>> Start SUPPLIED DATA
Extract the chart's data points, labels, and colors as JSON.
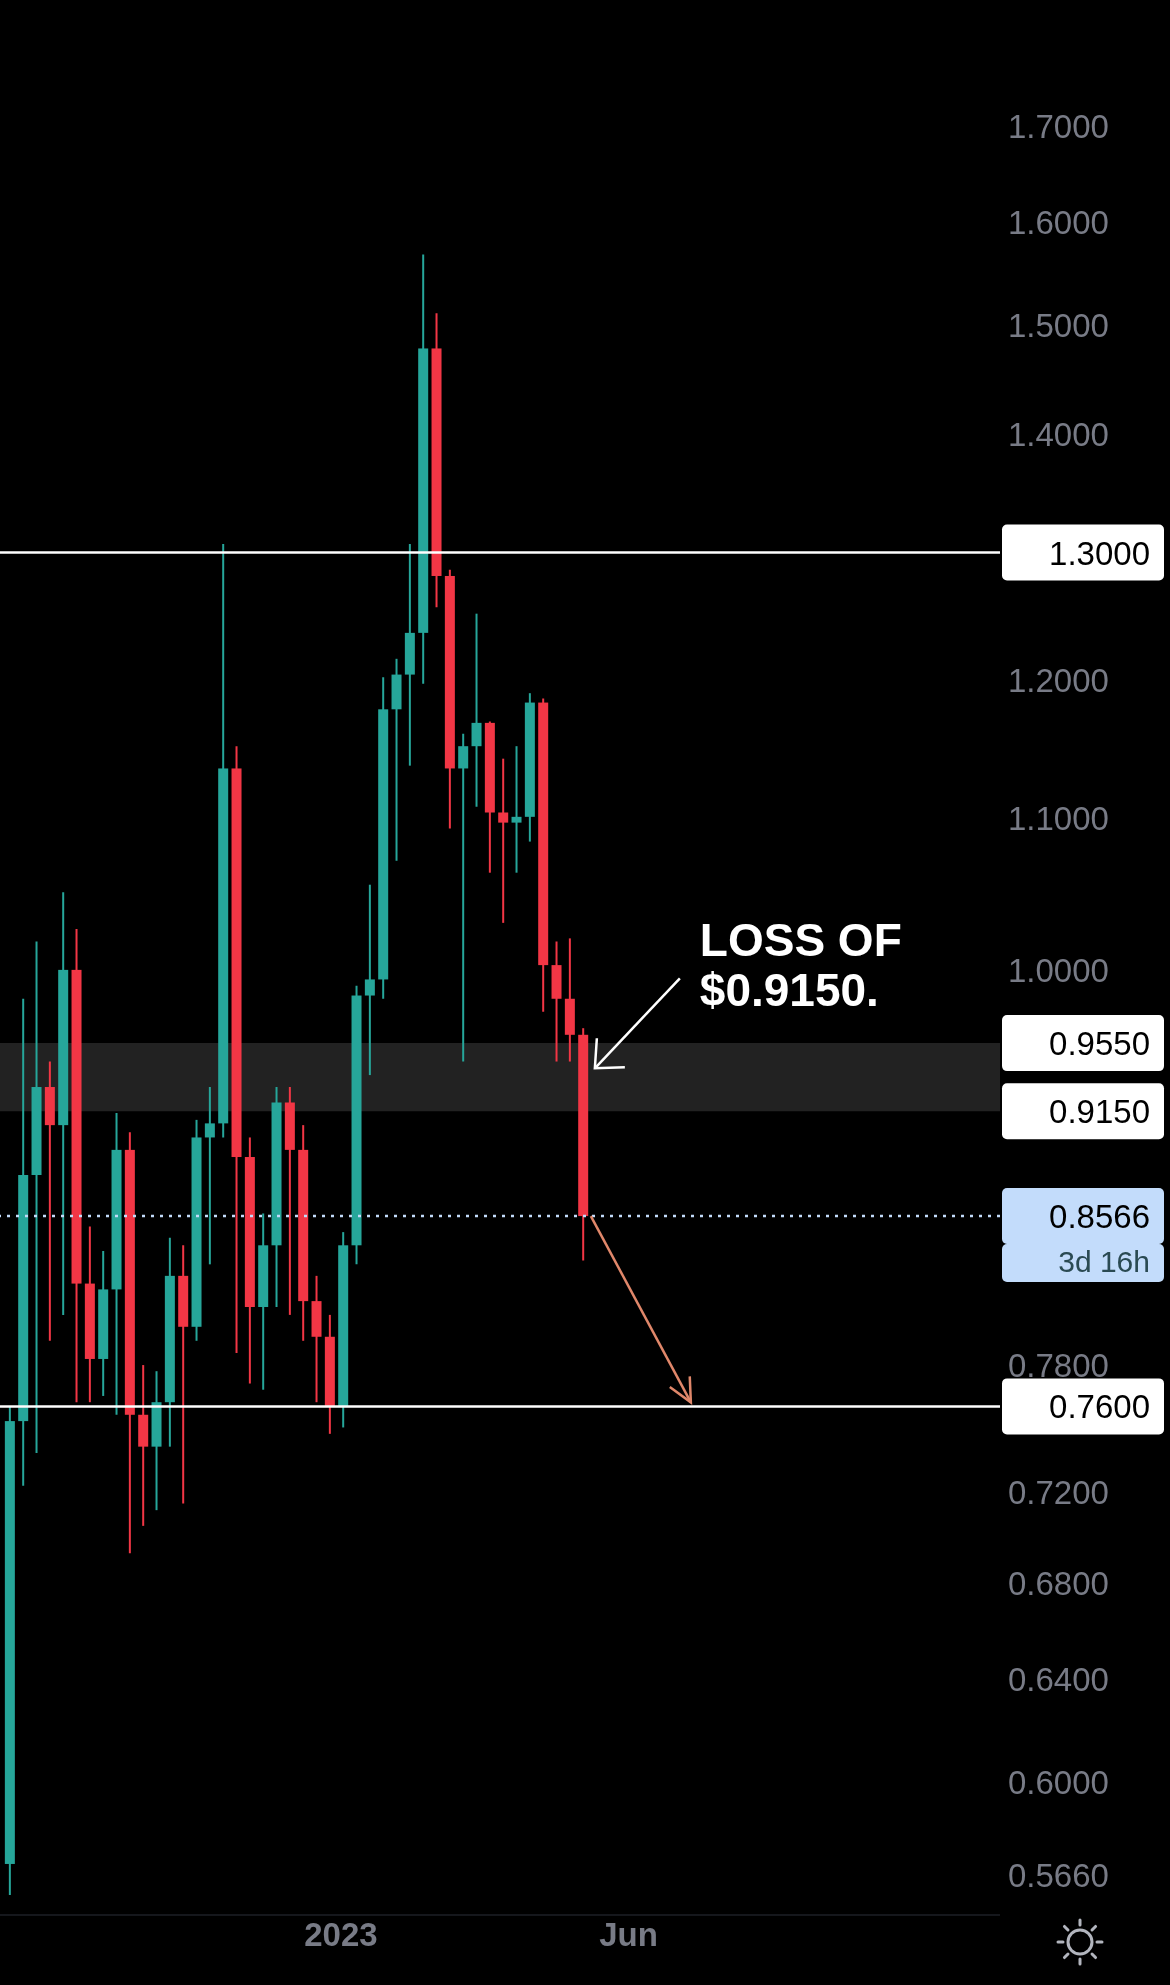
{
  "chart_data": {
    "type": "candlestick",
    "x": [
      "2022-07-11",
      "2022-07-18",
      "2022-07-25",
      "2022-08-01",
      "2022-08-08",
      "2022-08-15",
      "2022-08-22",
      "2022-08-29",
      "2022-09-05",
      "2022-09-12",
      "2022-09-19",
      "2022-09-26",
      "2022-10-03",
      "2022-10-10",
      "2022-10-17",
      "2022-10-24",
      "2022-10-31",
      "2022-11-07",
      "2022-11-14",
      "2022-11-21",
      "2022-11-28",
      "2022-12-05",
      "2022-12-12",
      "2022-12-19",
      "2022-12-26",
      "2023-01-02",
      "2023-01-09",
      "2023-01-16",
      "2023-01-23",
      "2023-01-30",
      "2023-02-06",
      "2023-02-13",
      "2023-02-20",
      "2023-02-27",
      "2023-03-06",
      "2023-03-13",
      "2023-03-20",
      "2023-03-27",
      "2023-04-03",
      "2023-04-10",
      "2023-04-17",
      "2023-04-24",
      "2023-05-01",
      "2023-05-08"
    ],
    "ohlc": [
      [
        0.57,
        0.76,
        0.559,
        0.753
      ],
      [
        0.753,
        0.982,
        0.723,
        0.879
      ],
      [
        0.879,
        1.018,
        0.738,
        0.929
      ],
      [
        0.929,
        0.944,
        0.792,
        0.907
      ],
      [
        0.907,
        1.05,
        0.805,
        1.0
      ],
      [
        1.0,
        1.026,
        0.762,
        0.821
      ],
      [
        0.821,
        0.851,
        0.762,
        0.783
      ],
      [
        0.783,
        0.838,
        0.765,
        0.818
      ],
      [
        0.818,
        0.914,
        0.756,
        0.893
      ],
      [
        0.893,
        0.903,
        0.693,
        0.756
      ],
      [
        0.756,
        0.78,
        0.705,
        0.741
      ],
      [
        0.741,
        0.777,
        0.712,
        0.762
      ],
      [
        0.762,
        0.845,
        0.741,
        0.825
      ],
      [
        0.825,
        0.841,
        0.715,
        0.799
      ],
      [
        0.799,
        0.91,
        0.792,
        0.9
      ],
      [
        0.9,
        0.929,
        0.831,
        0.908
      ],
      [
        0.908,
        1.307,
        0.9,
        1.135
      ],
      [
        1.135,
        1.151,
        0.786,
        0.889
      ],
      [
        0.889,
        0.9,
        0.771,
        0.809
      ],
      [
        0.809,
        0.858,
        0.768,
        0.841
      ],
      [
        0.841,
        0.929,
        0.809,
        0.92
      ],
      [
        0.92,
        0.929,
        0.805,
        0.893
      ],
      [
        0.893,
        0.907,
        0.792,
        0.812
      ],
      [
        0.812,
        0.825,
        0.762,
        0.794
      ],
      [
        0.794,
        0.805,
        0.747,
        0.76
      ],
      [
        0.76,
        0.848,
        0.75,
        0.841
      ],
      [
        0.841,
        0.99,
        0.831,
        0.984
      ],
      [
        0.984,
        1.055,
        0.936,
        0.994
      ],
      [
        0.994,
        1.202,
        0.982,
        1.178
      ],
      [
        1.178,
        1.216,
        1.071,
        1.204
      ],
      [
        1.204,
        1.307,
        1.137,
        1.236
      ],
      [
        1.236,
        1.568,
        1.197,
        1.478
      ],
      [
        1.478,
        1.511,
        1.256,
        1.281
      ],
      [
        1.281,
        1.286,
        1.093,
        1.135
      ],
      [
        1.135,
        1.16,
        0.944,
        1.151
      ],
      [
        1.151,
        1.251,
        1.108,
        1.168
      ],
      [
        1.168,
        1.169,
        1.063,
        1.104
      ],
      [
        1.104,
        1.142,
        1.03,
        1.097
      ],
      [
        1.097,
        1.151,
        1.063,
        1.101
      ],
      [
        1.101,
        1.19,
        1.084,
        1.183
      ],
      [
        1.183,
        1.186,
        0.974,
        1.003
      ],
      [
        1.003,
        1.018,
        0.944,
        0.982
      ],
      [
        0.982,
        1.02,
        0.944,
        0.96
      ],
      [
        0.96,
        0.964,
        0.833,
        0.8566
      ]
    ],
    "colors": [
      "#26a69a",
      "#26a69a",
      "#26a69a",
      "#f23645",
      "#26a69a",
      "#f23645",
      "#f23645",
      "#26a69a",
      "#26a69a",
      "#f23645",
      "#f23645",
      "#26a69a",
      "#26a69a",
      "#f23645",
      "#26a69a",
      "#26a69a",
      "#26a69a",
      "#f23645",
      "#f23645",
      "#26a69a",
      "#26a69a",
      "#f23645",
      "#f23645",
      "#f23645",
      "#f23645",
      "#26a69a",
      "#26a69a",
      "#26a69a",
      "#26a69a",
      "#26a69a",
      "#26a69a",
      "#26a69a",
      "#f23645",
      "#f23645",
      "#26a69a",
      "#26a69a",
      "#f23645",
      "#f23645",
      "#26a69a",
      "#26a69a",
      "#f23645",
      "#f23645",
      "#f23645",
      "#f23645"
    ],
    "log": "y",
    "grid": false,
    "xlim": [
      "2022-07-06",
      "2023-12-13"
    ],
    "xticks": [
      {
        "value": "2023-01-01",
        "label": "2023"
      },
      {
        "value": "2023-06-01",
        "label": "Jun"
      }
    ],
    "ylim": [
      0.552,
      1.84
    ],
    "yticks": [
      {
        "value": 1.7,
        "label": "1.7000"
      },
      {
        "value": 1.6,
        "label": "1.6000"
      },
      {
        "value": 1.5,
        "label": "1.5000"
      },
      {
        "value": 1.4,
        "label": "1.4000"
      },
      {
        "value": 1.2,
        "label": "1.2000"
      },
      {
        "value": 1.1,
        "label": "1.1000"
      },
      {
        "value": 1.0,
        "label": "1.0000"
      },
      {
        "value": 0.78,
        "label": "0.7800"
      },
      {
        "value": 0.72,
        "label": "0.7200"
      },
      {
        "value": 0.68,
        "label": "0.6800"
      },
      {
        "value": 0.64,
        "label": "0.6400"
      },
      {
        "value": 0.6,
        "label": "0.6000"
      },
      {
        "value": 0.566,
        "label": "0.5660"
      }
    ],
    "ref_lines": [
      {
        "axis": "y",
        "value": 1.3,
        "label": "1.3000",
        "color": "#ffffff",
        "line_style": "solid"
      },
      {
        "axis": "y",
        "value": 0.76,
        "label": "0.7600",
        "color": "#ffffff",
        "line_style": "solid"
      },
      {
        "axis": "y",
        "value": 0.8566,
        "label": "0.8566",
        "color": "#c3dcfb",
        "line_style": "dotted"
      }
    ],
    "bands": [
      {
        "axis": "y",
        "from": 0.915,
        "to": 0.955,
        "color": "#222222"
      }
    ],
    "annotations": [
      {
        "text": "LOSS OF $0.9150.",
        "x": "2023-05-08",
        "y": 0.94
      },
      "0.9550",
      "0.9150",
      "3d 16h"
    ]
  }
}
>> End SUPPLIED DATA
> [PROMPT]: Choose all lines containing the string "colors" and copy them out.

> [ANSWER TO THIS PROBLEM]:
Extract the chart's data points, labels, and colors as JSON.
    "colors": [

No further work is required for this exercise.